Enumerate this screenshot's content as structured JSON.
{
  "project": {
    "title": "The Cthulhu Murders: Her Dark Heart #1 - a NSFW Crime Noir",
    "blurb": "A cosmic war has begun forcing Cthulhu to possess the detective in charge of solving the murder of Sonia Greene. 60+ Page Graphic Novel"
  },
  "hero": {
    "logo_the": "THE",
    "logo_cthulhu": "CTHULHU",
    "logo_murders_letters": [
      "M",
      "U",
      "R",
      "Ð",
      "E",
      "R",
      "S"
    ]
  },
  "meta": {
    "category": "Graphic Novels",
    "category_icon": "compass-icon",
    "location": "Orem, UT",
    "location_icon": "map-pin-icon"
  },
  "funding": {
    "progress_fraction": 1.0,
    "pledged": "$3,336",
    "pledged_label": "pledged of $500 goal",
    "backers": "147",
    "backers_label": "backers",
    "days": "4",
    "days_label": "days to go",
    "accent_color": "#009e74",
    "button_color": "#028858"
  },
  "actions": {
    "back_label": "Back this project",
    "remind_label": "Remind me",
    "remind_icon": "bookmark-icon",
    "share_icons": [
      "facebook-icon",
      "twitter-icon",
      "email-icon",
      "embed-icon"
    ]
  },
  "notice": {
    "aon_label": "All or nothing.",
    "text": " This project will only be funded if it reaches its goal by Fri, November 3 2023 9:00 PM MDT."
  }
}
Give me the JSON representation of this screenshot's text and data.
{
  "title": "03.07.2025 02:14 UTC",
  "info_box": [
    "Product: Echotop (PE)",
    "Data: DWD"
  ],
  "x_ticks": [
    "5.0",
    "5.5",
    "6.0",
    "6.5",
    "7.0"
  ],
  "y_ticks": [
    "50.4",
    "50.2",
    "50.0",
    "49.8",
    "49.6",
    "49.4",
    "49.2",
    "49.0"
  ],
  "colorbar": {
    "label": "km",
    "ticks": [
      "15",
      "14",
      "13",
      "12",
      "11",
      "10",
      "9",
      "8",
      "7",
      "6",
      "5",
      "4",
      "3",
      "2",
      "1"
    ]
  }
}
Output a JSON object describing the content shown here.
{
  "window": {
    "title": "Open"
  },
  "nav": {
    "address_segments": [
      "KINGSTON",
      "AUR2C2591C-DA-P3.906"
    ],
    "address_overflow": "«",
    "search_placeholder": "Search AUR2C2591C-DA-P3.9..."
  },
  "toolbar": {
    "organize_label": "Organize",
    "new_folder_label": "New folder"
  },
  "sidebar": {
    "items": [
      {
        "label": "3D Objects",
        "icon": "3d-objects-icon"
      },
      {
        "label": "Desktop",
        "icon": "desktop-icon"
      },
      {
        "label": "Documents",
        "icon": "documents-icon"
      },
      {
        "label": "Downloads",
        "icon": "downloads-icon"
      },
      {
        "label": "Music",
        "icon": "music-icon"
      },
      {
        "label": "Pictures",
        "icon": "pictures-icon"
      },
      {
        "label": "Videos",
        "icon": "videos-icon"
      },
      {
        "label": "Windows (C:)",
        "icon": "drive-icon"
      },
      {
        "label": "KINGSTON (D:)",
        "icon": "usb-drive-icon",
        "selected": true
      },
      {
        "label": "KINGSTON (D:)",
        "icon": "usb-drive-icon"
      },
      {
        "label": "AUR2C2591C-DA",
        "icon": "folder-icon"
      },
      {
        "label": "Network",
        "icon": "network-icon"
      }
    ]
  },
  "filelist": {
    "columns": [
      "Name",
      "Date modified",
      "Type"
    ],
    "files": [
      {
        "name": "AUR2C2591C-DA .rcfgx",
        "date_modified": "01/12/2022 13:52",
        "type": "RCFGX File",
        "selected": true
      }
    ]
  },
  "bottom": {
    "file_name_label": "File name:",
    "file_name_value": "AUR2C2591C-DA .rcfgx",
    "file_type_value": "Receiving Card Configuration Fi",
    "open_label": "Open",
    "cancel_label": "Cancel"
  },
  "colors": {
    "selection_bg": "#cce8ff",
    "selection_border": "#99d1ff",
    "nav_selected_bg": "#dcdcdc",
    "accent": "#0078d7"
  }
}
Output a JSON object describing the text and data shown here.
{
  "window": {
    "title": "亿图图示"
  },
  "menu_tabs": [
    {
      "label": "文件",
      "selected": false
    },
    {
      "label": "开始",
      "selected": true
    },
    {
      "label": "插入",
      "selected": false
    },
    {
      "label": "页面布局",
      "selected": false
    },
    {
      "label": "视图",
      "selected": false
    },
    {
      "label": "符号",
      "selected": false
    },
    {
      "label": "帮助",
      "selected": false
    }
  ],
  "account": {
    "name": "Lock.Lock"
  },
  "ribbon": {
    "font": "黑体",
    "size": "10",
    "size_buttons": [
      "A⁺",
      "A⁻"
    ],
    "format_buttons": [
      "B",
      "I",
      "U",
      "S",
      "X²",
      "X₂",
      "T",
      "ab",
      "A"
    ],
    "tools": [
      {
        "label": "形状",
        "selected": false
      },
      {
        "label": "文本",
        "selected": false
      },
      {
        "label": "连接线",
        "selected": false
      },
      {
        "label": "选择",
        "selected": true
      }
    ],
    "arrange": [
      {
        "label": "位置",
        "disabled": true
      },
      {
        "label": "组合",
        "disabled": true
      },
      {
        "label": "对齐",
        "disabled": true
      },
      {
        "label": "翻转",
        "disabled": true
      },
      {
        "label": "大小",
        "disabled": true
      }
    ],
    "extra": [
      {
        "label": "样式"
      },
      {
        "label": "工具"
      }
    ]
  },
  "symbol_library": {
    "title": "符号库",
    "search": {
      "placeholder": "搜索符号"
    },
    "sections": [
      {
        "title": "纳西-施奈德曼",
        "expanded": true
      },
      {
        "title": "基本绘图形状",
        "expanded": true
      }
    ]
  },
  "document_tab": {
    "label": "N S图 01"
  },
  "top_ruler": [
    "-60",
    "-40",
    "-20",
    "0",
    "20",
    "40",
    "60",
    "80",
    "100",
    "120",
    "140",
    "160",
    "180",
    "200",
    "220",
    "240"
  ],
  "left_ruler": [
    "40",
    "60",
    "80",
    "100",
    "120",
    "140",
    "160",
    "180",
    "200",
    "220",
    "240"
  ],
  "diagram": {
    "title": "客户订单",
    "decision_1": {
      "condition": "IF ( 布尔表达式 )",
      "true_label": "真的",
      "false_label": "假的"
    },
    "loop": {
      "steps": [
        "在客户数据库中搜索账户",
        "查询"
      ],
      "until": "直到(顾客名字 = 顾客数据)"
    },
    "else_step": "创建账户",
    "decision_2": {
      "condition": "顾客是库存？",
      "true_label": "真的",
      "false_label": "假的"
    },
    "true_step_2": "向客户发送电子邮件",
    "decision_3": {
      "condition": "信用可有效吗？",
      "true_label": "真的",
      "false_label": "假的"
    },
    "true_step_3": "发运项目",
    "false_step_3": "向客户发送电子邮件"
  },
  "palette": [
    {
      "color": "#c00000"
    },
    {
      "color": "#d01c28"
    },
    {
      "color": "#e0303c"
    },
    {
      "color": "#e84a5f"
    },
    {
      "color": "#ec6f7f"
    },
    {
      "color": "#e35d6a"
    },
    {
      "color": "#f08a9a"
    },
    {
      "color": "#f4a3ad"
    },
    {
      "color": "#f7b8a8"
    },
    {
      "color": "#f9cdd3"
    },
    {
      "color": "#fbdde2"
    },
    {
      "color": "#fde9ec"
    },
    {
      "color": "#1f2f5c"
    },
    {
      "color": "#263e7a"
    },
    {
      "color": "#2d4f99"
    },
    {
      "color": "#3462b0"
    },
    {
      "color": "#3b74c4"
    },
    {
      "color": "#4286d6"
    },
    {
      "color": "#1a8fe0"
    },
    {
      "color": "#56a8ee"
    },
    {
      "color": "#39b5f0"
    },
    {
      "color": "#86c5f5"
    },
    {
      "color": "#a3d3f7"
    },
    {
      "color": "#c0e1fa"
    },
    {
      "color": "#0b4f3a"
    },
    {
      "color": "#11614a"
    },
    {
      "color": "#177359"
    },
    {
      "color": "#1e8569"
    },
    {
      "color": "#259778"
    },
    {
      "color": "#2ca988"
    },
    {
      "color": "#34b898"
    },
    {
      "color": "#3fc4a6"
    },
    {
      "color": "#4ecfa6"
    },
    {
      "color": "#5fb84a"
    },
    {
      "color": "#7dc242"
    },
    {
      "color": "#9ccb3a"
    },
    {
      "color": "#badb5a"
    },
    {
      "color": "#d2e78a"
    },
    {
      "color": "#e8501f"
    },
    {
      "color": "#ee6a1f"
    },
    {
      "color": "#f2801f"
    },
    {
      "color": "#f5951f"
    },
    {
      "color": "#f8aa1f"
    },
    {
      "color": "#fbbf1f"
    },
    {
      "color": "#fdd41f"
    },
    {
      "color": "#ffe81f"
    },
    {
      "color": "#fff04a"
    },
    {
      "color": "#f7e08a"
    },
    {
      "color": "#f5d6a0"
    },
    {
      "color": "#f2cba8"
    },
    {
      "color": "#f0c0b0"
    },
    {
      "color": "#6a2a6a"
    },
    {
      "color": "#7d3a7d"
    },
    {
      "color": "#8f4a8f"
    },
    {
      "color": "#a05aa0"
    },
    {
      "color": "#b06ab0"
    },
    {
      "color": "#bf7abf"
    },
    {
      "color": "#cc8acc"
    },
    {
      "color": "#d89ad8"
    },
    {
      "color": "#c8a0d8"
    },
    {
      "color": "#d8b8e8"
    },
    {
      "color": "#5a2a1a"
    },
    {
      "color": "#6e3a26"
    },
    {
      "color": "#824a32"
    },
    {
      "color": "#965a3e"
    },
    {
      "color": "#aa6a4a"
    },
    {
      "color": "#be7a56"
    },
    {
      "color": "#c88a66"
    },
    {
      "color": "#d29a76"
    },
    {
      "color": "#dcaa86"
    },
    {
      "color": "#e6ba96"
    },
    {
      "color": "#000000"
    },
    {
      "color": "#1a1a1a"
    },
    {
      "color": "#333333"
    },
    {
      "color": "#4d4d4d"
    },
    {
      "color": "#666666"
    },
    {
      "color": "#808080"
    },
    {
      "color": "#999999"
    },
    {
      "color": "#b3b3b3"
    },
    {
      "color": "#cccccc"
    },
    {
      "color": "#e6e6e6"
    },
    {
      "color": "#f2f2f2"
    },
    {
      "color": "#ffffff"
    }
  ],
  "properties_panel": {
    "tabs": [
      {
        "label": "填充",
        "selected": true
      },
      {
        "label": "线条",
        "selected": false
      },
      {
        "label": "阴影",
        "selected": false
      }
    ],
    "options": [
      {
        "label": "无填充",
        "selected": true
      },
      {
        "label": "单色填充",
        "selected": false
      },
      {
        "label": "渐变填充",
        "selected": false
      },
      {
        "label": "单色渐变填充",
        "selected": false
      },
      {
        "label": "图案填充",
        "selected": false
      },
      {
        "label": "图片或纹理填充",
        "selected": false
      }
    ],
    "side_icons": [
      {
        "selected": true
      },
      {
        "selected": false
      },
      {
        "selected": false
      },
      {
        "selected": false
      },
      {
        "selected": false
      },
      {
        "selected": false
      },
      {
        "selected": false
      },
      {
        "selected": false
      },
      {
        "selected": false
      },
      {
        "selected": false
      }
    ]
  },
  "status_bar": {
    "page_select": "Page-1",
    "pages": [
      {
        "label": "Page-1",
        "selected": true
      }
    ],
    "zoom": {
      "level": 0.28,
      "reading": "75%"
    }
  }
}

—————

**WHAT YOU WILL DO**
Search the entries for the word "project" and gather every line where it appears.

**ANSWER TO THIS EXERCISE**
  "project": {
    "back_label": "Back this project",
    "text": " This project will only be funded if it reaches its goal by Fri, November 3 2023 9:00 PM MDT."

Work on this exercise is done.